— BEGIN EXERCISE MATERIAL —
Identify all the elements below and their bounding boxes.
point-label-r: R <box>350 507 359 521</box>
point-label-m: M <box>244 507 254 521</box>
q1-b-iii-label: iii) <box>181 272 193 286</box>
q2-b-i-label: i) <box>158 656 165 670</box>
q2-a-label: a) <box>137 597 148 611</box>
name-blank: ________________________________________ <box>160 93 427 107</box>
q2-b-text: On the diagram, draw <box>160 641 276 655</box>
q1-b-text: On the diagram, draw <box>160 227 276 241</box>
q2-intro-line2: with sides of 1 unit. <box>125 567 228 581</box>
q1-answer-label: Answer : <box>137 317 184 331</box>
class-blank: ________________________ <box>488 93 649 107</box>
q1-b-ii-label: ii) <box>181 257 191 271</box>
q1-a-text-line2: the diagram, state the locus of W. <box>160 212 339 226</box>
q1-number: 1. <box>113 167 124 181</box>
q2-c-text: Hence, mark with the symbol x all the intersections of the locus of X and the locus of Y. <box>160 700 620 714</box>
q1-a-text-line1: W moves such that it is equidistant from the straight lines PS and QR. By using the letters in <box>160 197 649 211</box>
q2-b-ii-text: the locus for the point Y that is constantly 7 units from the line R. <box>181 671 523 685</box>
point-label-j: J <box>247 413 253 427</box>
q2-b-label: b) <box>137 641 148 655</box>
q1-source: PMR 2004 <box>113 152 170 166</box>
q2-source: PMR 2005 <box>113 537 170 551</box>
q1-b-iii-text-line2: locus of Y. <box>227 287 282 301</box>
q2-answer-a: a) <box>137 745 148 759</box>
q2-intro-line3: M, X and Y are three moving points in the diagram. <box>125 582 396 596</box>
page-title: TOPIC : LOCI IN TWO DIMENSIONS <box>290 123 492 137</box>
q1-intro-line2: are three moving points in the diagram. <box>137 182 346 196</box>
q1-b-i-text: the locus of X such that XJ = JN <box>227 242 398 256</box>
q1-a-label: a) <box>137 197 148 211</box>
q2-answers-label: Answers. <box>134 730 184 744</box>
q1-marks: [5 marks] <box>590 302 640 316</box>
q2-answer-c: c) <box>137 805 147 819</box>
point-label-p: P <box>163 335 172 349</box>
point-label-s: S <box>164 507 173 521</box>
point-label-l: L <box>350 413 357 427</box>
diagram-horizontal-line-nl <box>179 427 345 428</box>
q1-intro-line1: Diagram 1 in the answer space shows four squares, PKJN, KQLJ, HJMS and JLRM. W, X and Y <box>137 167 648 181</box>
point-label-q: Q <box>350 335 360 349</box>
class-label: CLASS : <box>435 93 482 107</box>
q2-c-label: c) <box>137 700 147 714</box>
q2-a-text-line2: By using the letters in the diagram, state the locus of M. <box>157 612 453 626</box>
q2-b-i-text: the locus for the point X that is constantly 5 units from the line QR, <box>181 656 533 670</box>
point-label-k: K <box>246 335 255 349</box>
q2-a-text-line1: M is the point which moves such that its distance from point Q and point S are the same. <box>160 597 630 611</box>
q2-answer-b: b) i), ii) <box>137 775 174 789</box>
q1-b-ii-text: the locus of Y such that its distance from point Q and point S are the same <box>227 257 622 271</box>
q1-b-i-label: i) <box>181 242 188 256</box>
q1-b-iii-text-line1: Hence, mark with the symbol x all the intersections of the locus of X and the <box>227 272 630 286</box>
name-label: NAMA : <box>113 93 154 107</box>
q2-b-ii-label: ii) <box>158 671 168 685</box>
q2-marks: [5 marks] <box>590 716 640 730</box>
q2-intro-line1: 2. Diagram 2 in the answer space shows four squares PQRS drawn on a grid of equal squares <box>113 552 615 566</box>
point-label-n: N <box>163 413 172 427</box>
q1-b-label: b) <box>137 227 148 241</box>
— END EXERCISE MATERIAL —
§ **EXERCISE BRIEF**:
Reproduce the data above, substituting "traveling" for every occurrence of "moving" and leaving everything else unchanged.

§ **THE ANSWER**:
Identify all the elements below and their bounding boxes.
point-label-r: R <box>350 507 359 521</box>
point-label-m: M <box>244 507 254 521</box>
q1-b-iii-label: iii) <box>181 272 193 286</box>
q2-b-i-label: i) <box>158 656 165 670</box>
q2-a-label: a) <box>137 597 148 611</box>
name-blank: ________________________________________ <box>160 93 427 107</box>
q2-b-text: On the diagram, draw <box>160 641 276 655</box>
q1-b-text: On the diagram, draw <box>160 227 276 241</box>
q2-intro-line2: with sides of 1 unit. <box>125 567 228 581</box>
q1-answer-label: Answer : <box>137 317 184 331</box>
class-blank: ________________________ <box>488 93 649 107</box>
q1-b-ii-label: ii) <box>181 257 191 271</box>
q1-a-text-line2: the diagram, state the locus of W. <box>160 212 339 226</box>
q1-number: 1. <box>113 167 124 181</box>
q2-c-text: Hence, mark with the symbol x all the intersections of the locus of X and the locus of Y. <box>160 700 620 714</box>
q1-a-text-line1: W moves such that it is equidistant from the straight lines PS and QR. By using the letters in <box>160 197 649 211</box>
q2-b-ii-text: the locus for the point Y that is constantly 7 units from the line R. <box>181 671 523 685</box>
point-label-j: J <box>247 413 253 427</box>
q2-b-label: b) <box>137 641 148 655</box>
q1-source: PMR 2004 <box>113 152 170 166</box>
q2-source: PMR 2005 <box>113 537 170 551</box>
q1-b-iii-text-line2: locus of Y. <box>227 287 282 301</box>
q2-answer-a: a) <box>137 745 148 759</box>
q2-intro-line3: M, X and Y are three traveling points in the diagram. <box>125 582 396 596</box>
page-title: TOPIC : LOCI IN TWO DIMENSIONS <box>290 123 492 137</box>
q1-intro-line2: are three traveling points in the diagram. <box>137 182 346 196</box>
q1-b-i-text: the locus of X such that XJ = JN <box>227 242 398 256</box>
q1-a-label: a) <box>137 197 148 211</box>
q2-answers-label: Answers. <box>134 730 184 744</box>
q1-marks: [5 marks] <box>590 302 640 316</box>
q2-answer-c: c) <box>137 805 147 819</box>
point-label-p: P <box>163 335 172 349</box>
point-label-s: S <box>164 507 173 521</box>
point-label-l: L <box>350 413 357 427</box>
diagram-horizontal-line-nl <box>179 427 345 428</box>
q1-intro-line1: Diagram 1 in the answer space shows four squares, PKJN, KQLJ, HJMS and JLRM. W, X and Y <box>137 167 648 181</box>
point-label-q: Q <box>350 335 360 349</box>
class-label: CLASS : <box>435 93 482 107</box>
q2-c-label: c) <box>137 700 147 714</box>
q2-a-text-line2: By using the letters in the diagram, state the locus of M. <box>157 612 453 626</box>
q2-b-i-text: the locus for the point X that is constantly 5 units from the line QR, <box>181 656 533 670</box>
point-label-k: K <box>246 335 255 349</box>
q2-a-text-line1: M is the point which moves such that its distance from point Q and point S are the same. <box>160 597 630 611</box>
q2-answer-b: b) i), ii) <box>137 775 174 789</box>
q1-b-ii-text: the locus of Y such that its distance from point Q and point S are the same <box>227 257 622 271</box>
q1-b-i-label: i) <box>181 242 188 256</box>
q1-b-iii-text-line1: Hence, mark with the symbol x all the intersections of the locus of X and the <box>227 272 630 286</box>
name-label: NAMA : <box>113 93 154 107</box>
q2-b-ii-label: ii) <box>158 671 168 685</box>
q2-marks: [5 marks] <box>590 716 640 730</box>
q2-intro-line1: 2. Diagram 2 in the answer space shows four squares PQRS drawn on a grid of equal squares <box>113 552 615 566</box>
point-label-n: N <box>163 413 172 427</box>
q1-b-label: b) <box>137 227 148 241</box>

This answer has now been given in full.